:: Task objective ::
Scan the records below for lines with the word "settings", then state how many you find and nothing else.

:: Supplied information ::
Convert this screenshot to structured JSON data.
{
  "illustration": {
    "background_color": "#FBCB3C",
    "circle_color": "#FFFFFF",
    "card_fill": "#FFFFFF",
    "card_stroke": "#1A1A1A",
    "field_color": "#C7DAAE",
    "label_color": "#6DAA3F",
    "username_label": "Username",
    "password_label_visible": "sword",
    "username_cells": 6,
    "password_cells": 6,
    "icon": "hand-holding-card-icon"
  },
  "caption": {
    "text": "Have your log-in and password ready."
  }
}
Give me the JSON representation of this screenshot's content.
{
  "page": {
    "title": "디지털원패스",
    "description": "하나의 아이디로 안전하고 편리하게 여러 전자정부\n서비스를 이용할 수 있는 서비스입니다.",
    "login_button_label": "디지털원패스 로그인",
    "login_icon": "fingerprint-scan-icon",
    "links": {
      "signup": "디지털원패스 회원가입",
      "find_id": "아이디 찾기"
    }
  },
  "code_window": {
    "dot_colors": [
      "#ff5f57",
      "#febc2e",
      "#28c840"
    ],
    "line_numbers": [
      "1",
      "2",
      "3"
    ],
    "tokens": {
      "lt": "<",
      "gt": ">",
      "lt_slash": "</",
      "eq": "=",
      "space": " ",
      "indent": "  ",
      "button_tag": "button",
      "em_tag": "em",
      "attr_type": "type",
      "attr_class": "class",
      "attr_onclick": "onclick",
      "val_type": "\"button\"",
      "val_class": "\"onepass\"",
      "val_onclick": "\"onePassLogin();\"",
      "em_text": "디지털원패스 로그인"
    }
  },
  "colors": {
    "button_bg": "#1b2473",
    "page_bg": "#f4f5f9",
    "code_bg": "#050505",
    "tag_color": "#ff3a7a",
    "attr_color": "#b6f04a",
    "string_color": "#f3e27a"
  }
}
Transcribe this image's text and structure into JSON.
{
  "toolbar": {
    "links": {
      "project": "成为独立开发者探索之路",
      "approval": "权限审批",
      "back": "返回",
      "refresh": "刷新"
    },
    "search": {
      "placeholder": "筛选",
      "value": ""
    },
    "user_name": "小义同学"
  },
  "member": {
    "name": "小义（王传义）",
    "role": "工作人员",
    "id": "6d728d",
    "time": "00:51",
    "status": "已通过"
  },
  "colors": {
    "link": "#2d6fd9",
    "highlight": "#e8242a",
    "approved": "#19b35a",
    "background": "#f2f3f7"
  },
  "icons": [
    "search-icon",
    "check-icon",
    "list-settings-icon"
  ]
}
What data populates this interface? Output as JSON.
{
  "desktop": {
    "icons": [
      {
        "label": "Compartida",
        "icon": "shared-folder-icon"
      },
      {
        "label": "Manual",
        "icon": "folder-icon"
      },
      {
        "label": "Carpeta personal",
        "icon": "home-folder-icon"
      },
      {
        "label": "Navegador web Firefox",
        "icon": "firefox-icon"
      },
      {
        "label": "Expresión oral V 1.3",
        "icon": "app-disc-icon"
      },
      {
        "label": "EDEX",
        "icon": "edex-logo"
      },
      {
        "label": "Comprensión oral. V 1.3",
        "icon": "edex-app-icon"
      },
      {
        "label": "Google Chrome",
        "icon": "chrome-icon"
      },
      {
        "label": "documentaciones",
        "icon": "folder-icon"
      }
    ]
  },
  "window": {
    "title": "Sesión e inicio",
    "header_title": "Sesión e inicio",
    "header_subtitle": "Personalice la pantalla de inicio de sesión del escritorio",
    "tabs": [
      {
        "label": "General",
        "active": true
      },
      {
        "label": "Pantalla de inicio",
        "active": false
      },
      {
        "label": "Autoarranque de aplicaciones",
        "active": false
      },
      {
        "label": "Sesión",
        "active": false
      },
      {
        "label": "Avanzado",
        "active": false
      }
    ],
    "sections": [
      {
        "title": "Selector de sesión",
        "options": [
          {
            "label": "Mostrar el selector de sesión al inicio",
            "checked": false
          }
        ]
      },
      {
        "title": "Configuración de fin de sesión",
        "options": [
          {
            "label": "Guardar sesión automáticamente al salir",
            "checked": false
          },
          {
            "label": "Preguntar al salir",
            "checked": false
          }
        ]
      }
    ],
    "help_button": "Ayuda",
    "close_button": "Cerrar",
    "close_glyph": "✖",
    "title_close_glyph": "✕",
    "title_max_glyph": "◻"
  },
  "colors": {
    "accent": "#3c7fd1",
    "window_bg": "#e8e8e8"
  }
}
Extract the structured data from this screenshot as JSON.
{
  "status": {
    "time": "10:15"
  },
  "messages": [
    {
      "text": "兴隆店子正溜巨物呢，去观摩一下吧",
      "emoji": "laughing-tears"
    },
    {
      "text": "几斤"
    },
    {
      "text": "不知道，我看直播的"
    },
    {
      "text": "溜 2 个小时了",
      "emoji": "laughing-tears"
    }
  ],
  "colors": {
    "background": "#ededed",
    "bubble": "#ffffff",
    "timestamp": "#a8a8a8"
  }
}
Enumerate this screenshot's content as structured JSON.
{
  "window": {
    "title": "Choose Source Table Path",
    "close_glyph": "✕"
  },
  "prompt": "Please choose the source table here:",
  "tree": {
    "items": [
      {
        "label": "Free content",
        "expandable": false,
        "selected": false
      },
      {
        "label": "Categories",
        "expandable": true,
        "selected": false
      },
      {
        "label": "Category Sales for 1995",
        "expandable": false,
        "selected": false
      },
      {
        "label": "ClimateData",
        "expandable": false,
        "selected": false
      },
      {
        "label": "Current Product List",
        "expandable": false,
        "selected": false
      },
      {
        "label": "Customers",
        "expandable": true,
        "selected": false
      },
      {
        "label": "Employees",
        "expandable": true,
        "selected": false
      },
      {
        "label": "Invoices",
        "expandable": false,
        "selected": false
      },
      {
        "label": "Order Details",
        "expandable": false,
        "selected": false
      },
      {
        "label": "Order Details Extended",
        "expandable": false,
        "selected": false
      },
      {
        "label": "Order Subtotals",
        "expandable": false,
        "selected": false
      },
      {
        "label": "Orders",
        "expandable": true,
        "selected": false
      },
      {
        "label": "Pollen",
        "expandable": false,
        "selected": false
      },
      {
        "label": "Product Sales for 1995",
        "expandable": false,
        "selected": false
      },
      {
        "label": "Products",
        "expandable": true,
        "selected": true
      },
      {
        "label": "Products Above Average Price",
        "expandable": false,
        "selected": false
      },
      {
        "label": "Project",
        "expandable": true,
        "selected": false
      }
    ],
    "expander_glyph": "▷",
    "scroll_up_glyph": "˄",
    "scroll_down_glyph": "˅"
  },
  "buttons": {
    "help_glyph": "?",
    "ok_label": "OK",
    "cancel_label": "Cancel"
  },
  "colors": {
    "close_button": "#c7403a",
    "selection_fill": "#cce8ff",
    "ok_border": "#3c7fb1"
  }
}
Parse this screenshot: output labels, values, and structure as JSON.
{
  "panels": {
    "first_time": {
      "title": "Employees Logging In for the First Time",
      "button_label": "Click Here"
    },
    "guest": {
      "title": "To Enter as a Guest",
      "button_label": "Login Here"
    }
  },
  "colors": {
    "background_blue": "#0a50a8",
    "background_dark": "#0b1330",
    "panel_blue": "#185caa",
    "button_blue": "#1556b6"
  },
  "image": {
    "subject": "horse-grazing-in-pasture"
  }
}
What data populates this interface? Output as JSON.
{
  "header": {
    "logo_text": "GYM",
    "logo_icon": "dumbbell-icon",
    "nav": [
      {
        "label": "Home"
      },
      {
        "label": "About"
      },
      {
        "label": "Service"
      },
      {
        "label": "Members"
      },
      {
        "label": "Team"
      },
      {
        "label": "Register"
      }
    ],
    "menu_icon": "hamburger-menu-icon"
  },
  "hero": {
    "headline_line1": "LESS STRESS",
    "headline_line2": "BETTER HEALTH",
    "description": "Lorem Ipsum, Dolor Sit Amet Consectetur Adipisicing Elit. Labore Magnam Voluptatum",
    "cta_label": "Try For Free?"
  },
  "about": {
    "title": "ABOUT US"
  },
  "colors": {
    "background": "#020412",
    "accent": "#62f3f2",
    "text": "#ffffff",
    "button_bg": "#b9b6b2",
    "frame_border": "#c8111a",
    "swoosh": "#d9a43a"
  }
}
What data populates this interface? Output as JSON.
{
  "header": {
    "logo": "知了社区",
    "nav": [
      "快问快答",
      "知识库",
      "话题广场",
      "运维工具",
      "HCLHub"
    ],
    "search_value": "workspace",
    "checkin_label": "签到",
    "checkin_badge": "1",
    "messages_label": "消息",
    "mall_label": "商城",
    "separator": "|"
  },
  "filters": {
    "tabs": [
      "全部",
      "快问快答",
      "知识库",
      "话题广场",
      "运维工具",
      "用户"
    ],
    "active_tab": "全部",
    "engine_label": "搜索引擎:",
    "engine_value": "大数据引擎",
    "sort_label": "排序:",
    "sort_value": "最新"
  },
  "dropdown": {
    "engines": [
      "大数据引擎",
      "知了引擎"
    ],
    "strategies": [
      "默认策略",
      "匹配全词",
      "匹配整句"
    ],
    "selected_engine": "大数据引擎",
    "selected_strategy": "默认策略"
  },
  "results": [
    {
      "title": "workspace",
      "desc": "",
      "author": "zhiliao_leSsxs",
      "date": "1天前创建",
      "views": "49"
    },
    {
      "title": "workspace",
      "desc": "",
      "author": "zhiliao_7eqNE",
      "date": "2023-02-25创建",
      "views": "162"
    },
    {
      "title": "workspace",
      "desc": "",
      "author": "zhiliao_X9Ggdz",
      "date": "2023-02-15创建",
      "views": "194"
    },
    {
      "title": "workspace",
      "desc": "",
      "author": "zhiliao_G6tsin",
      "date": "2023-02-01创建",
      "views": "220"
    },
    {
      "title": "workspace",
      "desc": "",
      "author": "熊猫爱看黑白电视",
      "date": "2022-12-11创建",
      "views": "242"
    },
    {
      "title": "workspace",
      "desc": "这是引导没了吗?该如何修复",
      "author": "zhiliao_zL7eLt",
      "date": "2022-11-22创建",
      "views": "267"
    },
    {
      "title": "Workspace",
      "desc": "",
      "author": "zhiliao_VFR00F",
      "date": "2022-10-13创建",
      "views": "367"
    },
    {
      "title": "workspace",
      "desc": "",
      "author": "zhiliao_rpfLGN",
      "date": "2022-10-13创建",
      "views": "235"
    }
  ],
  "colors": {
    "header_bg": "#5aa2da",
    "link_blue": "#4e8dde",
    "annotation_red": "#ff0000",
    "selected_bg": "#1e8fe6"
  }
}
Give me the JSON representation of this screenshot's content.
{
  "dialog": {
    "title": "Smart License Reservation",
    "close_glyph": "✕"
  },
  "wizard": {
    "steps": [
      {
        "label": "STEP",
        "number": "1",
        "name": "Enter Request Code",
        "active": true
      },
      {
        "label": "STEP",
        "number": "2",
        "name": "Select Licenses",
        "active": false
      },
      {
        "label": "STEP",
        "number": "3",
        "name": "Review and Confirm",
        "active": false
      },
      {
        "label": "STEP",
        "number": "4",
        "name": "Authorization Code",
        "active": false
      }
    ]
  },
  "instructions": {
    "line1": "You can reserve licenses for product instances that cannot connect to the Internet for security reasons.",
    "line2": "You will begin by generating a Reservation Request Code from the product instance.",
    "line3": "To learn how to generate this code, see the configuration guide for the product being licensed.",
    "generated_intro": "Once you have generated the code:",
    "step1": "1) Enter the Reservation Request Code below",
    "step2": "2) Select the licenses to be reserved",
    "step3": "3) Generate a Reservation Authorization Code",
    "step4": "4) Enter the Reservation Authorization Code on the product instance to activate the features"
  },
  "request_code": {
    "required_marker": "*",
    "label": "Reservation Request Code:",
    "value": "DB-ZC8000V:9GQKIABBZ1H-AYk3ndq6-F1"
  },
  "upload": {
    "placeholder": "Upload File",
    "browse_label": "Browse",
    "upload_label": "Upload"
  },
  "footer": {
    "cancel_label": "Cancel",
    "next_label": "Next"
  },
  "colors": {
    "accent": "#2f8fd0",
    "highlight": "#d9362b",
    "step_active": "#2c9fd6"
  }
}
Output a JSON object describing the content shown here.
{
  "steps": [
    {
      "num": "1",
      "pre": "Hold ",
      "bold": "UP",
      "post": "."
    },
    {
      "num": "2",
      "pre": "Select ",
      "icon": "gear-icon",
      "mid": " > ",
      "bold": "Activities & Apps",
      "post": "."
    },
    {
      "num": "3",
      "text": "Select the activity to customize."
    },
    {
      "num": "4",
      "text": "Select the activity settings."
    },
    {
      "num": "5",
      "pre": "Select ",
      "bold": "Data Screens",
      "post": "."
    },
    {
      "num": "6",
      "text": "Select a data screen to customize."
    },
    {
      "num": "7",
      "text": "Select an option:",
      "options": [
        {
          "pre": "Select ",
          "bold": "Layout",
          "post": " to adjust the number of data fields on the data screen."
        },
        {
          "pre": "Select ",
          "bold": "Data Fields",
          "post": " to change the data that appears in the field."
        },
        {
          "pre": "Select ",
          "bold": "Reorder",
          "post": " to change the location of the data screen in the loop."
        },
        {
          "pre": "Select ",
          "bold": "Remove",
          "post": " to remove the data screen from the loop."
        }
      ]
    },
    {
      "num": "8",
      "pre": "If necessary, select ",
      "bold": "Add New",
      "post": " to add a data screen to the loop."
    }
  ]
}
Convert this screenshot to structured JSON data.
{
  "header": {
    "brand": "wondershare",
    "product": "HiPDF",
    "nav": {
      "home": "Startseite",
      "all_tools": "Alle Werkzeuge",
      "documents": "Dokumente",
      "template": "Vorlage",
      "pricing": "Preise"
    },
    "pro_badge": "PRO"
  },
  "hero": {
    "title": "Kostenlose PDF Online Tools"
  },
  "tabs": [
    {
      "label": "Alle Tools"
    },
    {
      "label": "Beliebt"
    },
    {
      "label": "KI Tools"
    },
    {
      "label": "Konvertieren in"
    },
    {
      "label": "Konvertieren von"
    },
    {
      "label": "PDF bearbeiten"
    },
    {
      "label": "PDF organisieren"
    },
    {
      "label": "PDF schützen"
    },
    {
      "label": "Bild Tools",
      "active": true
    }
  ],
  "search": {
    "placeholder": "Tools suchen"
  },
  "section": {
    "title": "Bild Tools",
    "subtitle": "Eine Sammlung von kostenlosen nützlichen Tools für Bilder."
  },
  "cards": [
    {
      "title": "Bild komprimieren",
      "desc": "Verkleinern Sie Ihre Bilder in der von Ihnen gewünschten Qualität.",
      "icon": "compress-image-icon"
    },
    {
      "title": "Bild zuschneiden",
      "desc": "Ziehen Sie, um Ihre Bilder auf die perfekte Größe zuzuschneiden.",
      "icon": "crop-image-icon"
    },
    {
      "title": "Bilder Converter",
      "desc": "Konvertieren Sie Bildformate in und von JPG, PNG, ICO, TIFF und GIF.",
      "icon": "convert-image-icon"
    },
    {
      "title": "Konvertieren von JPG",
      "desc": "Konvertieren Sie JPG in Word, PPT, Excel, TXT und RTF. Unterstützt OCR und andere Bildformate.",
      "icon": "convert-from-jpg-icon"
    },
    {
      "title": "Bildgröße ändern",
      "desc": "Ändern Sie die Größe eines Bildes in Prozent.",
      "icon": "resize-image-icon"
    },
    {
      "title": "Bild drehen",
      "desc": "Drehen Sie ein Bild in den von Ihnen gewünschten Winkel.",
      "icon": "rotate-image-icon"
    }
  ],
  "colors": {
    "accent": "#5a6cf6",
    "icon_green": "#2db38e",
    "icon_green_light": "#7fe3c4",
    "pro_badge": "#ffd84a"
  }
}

:: Complete answer ::
2